═══ Provided entries

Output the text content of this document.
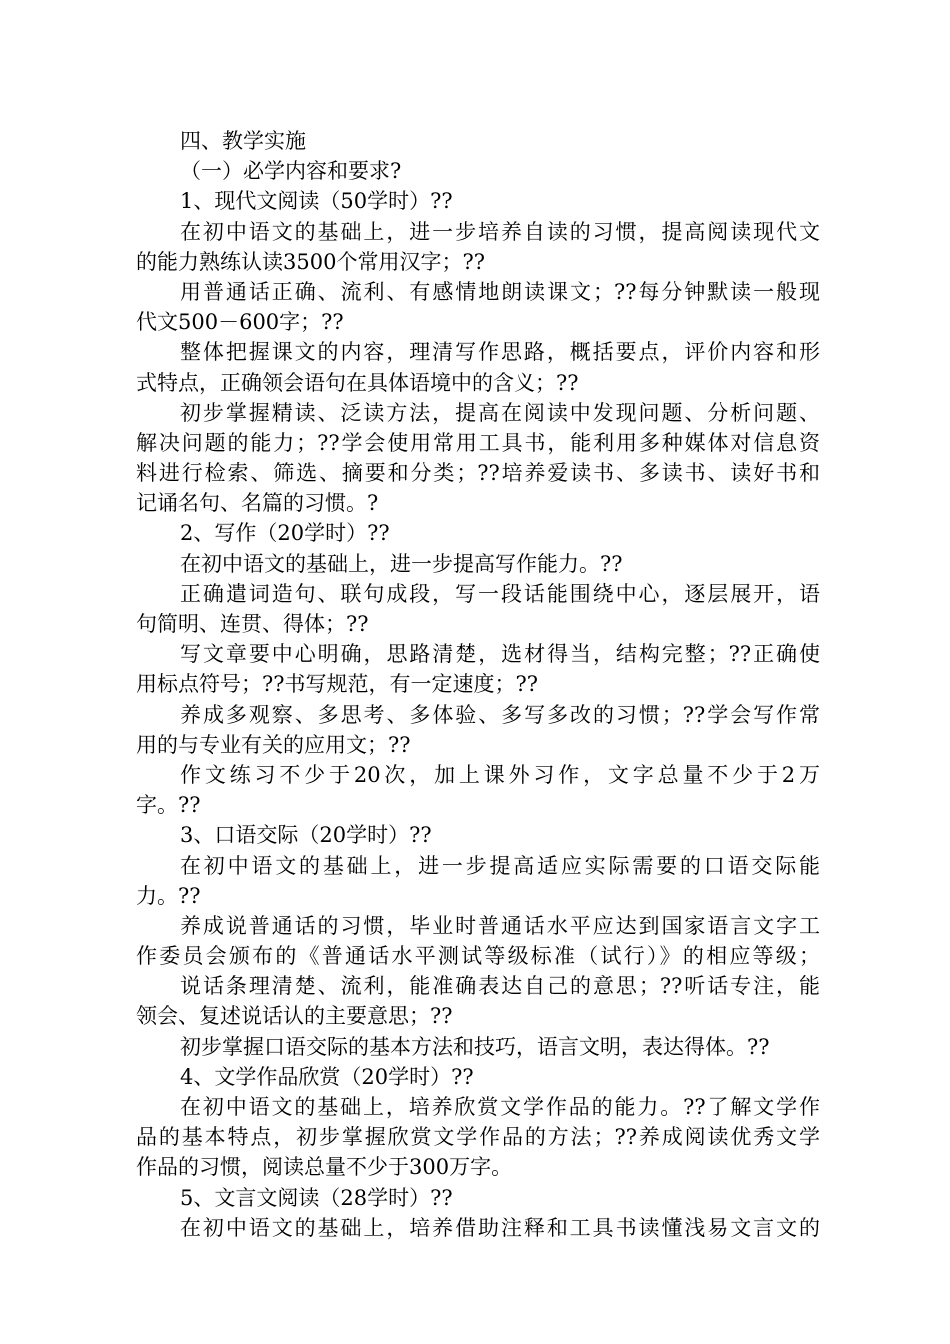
四、教学实施
（一）必学内容和要求?
1、现代文阅读（50学时）??
在初中语文的基础上，进一步培养自读的习惯，提高阅读现代文
的能力熟练认读3500个常用汉字；??
用普通话正确、流利、有感情地朗读课文；??每分钟默读一般现
代文500－600字；??
整体把握课文的内容，理清写作思路，概括要点，评价内容和形
式特点，正确领会语句在具体语境中的含义；??
初步掌握精读、泛读方法，提高在阅读中发现问题、分析问题、
解决问题的能力；??学会使用常用工具书，能利用多种媒体对信息资
料进行检索、筛选、摘要和分类；??培养爱读书、多读书、读好书和
记诵名句、名篇的习惯。?
2、写作（20学时）??
在初中语文的基础上，进一步提高写作能力。??
正确遣词造句、联句成段，写一段话能围绕中心，逐层展开，语
句简明、连贯、得体；??
写文章要中心明确，思路清楚，选材得当，结构完整；??正确使
用标点符号；??书写规范，有一定速度；??
养成多观察、多思考、多体验、多写多改的习惯；??学会写作常
用的与专业有关的应用文；??
作文练习不少于20次，加上课外习作，文字总量不少于2万
字。??
3、口语交际（20学时）??
在初中语文的基础上，进一步提高适应实际需要的口语交际能
力。??
养成说普通话的习惯，毕业时普通话水平应达到国家语言文字工
作委员会颁布的《普通话水平测试等级标准（试行）》的相应等级；
说话条理清楚、流利，能准确表达自己的意思；??听话专注，能
领会、复述说话认的主要意思；??
初步掌握口语交际的基本方法和技巧，语言文明，表达得体。??
4、文学作品欣赏（20学时）??
在初中语文的基础上，培养欣赏文学作品的能力。??了解文学作
品的基本特点，初步掌握欣赏文学作品的方法；??养成阅读优秀文学
作品的习惯，阅读总量不少于300万字。
5、文言文阅读（28学时）??
在初中语文的基础上，培养借助注释和工具书读懂浅易文言文的
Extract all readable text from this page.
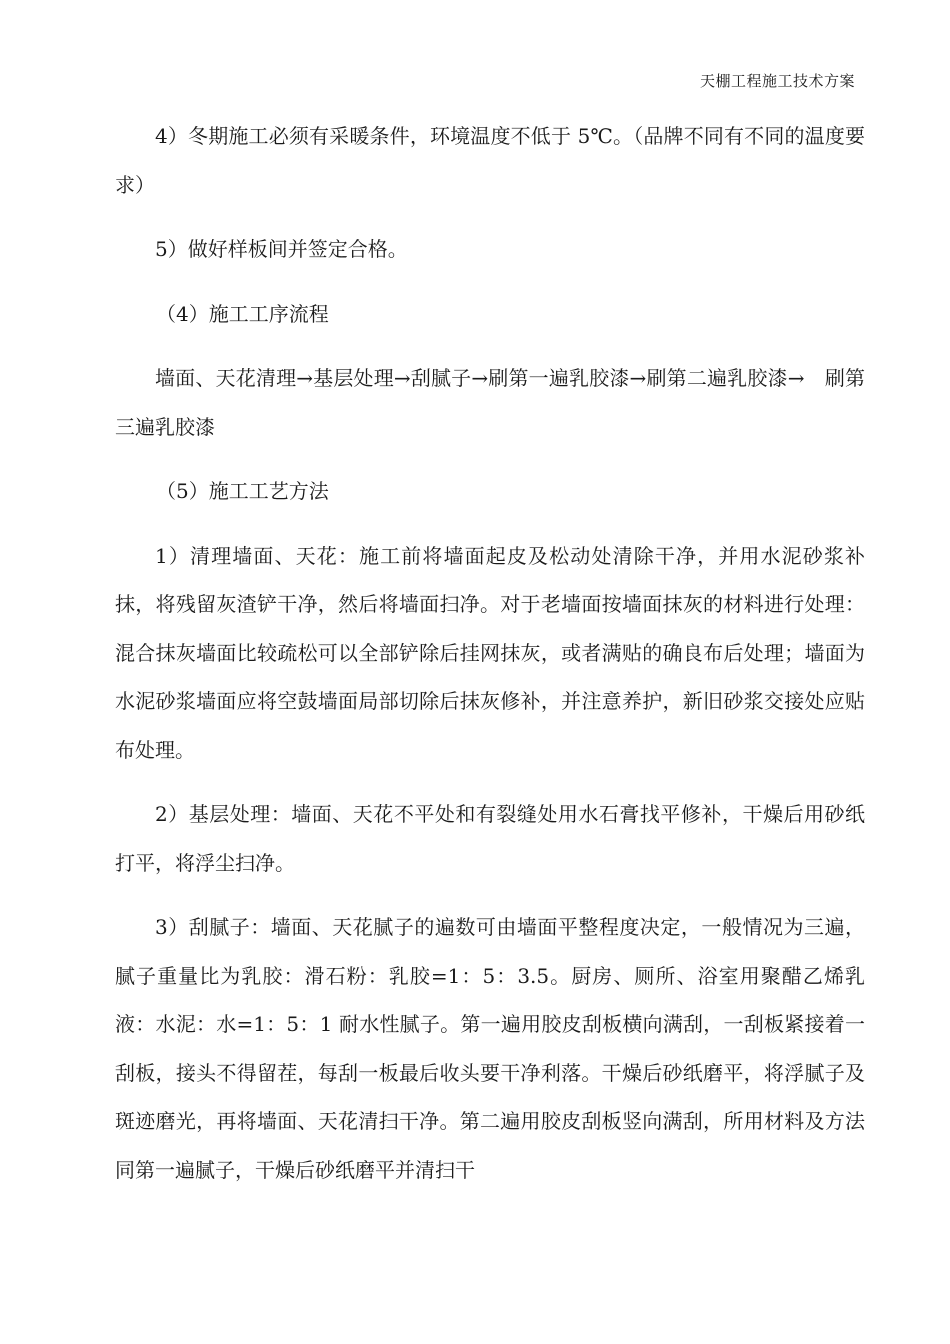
天棚工程施工技术方案

4）冬期施工必须有采暖条件，环境温度不低于 5℃。（品牌不同有不同的温度要求）

5）做好样板间并签定合格。

（4）施工工序流程

墙面、天花清理→基层处理→刮腻子→刷第一遍乳胶漆→刷第二遍乳胶漆→　刷第三遍乳胶漆

（5）施工工艺方法

1）清理墙面、天花：施工前将墙面起皮及松动处清除干净，并用水泥砂浆补抹，将残留灰渣铲干净，然后将墙面扫净。对于老墙面按墙面抹灰的材料进行处理：混合抹灰墙面比较疏松可以全部铲除后挂网抹灰，或者满贴的确良布后处理；墙面为水泥砂浆墙面应将空鼓墙面局部切除后抹灰修补，并注意养护，新旧砂浆交接处应贴布处理。

2）基层处理：墙面、天花不平处和有裂缝处用水石膏找平修补，干燥后用砂纸打平，将浮尘扫净。

3）刮腻子：墙面、天花腻子的遍数可由墙面平整程度决定，一般情况为三遍，腻子重量比为乳胶：滑石粉：乳胶=1：5：3.5。厨房、厕所、浴室用聚醋乙烯乳液：水泥：水=1：5：1 耐水性腻子。第一遍用胶皮刮板横向满刮，一刮板紧接着一刮板，接头不得留茬，每刮一板最后收头要干净利落。干燥后砂纸磨平，将浮腻子及斑迹磨光，再将墙面、天花清扫干净。第二遍用胶皮刮板竖向满刮，所用材料及方法同第一遍腻子，干燥后砂纸磨平并清扫干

══════

Objective: Extract the run of lines from the line holding "Extract all readable text from this page." through the final line of the material above, exactly and inclusively. Leave the pictures behind.

The answer:
Extract all readable text from this page.
天棚工程施工技术方案

4）冬期施工必须有采暖条件，环境温度不低于 5℃。（品牌不同有不同的温度要求）

5）做好样板间并签定合格。

（4）施工工序流程

墙面、天花清理→基层处理→刮腻子→刷第一遍乳胶漆→刷第二遍乳胶漆→　刷第三遍乳胶漆

（5）施工工艺方法

1）清理墙面、天花：施工前将墙面起皮及松动处清除干净，并用水泥砂浆补抹，将残留灰渣铲干净，然后将墙面扫净。对于老墙面按墙面抹灰的材料进行处理：混合抹灰墙面比较疏松可以全部铲除后挂网抹灰，或者满贴的确良布后处理；墙面为水泥砂浆墙面应将空鼓墙面局部切除后抹灰修补，并注意养护，新旧砂浆交接处应贴布处理。

2）基层处理：墙面、天花不平处和有裂缝处用水石膏找平修补，干燥后用砂纸打平，将浮尘扫净。

3）刮腻子：墙面、天花腻子的遍数可由墙面平整程度决定，一般情况为三遍，腻子重量比为乳胶：滑石粉：乳胶=1：5：3.5。厨房、厕所、浴室用聚醋乙烯乳液：水泥：水=1：5：1 耐水性腻子。第一遍用胶皮刮板横向满刮，一刮板紧接着一刮板，接头不得留茬，每刮一板最后收头要干净利落。干燥后砂纸磨平，将浮腻子及斑迹磨光，再将墙面、天花清扫干净。第二遍用胶皮刮板竖向满刮，所用材料及方法同第一遍腻子，干燥后砂纸磨平并清扫干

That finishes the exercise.